+++ EXTRACTED RECORDS

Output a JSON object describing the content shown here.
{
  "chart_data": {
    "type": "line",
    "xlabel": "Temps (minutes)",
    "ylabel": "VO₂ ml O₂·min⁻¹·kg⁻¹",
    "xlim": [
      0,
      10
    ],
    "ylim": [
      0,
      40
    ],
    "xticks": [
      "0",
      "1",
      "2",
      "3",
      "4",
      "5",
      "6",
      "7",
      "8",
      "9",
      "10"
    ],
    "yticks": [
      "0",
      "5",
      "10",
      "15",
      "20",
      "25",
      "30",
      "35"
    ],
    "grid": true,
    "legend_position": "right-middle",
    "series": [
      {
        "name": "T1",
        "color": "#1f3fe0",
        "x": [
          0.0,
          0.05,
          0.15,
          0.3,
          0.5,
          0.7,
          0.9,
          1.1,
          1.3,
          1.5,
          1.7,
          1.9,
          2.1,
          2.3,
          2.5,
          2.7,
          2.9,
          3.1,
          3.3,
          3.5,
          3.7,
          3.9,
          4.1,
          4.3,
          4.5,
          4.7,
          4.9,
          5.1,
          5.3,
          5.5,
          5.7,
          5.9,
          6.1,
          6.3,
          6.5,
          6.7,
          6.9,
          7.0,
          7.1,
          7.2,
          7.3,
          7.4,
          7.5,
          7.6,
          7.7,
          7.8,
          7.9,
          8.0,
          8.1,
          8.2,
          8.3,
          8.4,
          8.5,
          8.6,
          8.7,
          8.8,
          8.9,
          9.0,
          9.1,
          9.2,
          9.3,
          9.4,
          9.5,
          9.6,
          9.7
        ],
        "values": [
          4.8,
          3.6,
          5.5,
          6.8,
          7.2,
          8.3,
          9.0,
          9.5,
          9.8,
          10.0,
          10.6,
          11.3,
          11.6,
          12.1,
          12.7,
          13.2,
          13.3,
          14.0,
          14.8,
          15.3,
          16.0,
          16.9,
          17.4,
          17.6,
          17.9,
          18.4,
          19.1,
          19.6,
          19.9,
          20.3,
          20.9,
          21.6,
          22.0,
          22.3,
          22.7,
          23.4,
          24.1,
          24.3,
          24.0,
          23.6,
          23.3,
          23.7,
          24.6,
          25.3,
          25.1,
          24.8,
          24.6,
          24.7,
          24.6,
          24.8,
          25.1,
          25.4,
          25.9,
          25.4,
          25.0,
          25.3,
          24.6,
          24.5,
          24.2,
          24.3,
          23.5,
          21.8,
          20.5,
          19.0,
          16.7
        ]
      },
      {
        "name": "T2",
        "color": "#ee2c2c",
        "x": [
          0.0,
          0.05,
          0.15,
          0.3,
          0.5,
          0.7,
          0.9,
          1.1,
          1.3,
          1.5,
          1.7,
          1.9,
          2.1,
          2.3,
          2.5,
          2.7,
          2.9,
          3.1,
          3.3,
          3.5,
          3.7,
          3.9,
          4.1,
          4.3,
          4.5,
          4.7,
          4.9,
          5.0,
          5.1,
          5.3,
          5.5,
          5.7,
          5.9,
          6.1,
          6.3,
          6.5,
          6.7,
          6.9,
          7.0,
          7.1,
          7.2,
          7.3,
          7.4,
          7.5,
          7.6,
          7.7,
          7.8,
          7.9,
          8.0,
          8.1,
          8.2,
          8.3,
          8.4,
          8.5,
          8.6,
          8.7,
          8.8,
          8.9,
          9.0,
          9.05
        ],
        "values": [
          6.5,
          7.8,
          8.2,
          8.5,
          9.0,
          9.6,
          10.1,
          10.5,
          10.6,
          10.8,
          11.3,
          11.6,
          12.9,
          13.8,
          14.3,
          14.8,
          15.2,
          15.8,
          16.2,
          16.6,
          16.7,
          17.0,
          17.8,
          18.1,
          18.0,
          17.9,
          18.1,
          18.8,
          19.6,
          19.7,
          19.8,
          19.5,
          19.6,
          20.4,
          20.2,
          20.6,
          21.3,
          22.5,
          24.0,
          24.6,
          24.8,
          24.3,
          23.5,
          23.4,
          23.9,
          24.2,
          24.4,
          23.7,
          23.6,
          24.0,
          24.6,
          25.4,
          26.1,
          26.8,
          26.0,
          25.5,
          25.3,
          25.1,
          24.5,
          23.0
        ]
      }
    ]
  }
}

++++++

◆ **WHAT TO PRODUCE**:
Print the material above once more, exactly.

◆ **SOLUTION TO THE EXERCISE**:
Output a JSON object describing the content shown here.
{
  "chart_data": {
    "type": "line",
    "xlabel": "Temps (minutes)",
    "ylabel": "VO₂ ml O₂·min⁻¹·kg⁻¹",
    "xlim": [
      0,
      10
    ],
    "ylim": [
      0,
      40
    ],
    "xticks": [
      "0",
      "1",
      "2",
      "3",
      "4",
      "5",
      "6",
      "7",
      "8",
      "9",
      "10"
    ],
    "yticks": [
      "0",
      "5",
      "10",
      "15",
      "20",
      "25",
      "30",
      "35"
    ],
    "grid": true,
    "legend_position": "right-middle",
    "series": [
      {
        "name": "T1",
        "color": "#1f3fe0",
        "x": [
          0.0,
          0.05,
          0.15,
          0.3,
          0.5,
          0.7,
          0.9,
          1.1,
          1.3,
          1.5,
          1.7,
          1.9,
          2.1,
          2.3,
          2.5,
          2.7,
          2.9,
          3.1,
          3.3,
          3.5,
          3.7,
          3.9,
          4.1,
          4.3,
          4.5,
          4.7,
          4.9,
          5.1,
          5.3,
          5.5,
          5.7,
          5.9,
          6.1,
          6.3,
          6.5,
          6.7,
          6.9,
          7.0,
          7.1,
          7.2,
          7.3,
          7.4,
          7.5,
          7.6,
          7.7,
          7.8,
          7.9,
          8.0,
          8.1,
          8.2,
          8.3,
          8.4,
          8.5,
          8.6,
          8.7,
          8.8,
          8.9,
          9.0,
          9.1,
          9.2,
          9.3,
          9.4,
          9.5,
          9.6,
          9.7
        ],
        "values": [
          4.8,
          3.6,
          5.5,
          6.8,
          7.2,
          8.3,
          9.0,
          9.5,
          9.8,
          10.0,
          10.6,
          11.3,
          11.6,
          12.1,
          12.7,
          13.2,
          13.3,
          14.0,
          14.8,
          15.3,
          16.0,
          16.9,
          17.4,
          17.6,
          17.9,
          18.4,
          19.1,
          19.6,
          19.9,
          20.3,
          20.9,
          21.6,
          22.0,
          22.3,
          22.7,
          23.4,
          24.1,
          24.3,
          24.0,
          23.6,
          23.3,
          23.7,
          24.6,
          25.3,
          25.1,
          24.8,
          24.6,
          24.7,
          24.6,
          24.8,
          25.1,
          25.4,
          25.9,
          25.4,
          25.0,
          25.3,
          24.6,
          24.5,
          24.2,
          24.3,
          23.5,
          21.8,
          20.5,
          19.0,
          16.7
        ]
      },
      {
        "name": "T2",
        "color": "#ee2c2c",
        "x": [
          0.0,
          0.05,
          0.15,
          0.3,
          0.5,
          0.7,
          0.9,
          1.1,
          1.3,
          1.5,
          1.7,
          1.9,
          2.1,
          2.3,
          2.5,
          2.7,
          2.9,
          3.1,
          3.3,
          3.5,
          3.7,
          3.9,
          4.1,
          4.3,
          4.5,
          4.7,
          4.9,
          5.0,
          5.1,
          5.3,
          5.5,
          5.7,
          5.9,
          6.1,
          6.3,
          6.5,
          6.7,
          6.9,
          7.0,
          7.1,
          7.2,
          7.3,
          7.4,
          7.5,
          7.6,
          7.7,
          7.8,
          7.9,
          8.0,
          8.1,
          8.2,
          8.3,
          8.4,
          8.5,
          8.6,
          8.7,
          8.8,
          8.9,
          9.0,
          9.05
        ],
        "values": [
          6.5,
          7.8,
          8.2,
          8.5,
          9.0,
          9.6,
          10.1,
          10.5,
          10.6,
          10.8,
          11.3,
          11.6,
          12.9,
          13.8,
          14.3,
          14.8,
          15.2,
          15.8,
          16.2,
          16.6,
          16.7,
          17.0,
          17.8,
          18.1,
          18.0,
          17.9,
          18.1,
          18.8,
          19.6,
          19.7,
          19.8,
          19.5,
          19.6,
          20.4,
          20.2,
          20.6,
          21.3,
          22.5,
          24.0,
          24.6,
          24.8,
          24.3,
          23.5,
          23.4,
          23.9,
          24.2,
          24.4,
          23.7,
          23.6,
          24.0,
          24.6,
          25.4,
          26.1,
          26.8,
          26.0,
          25.5,
          25.3,
          25.1,
          24.5,
          23.0
        ]
      }
    ]
  }
}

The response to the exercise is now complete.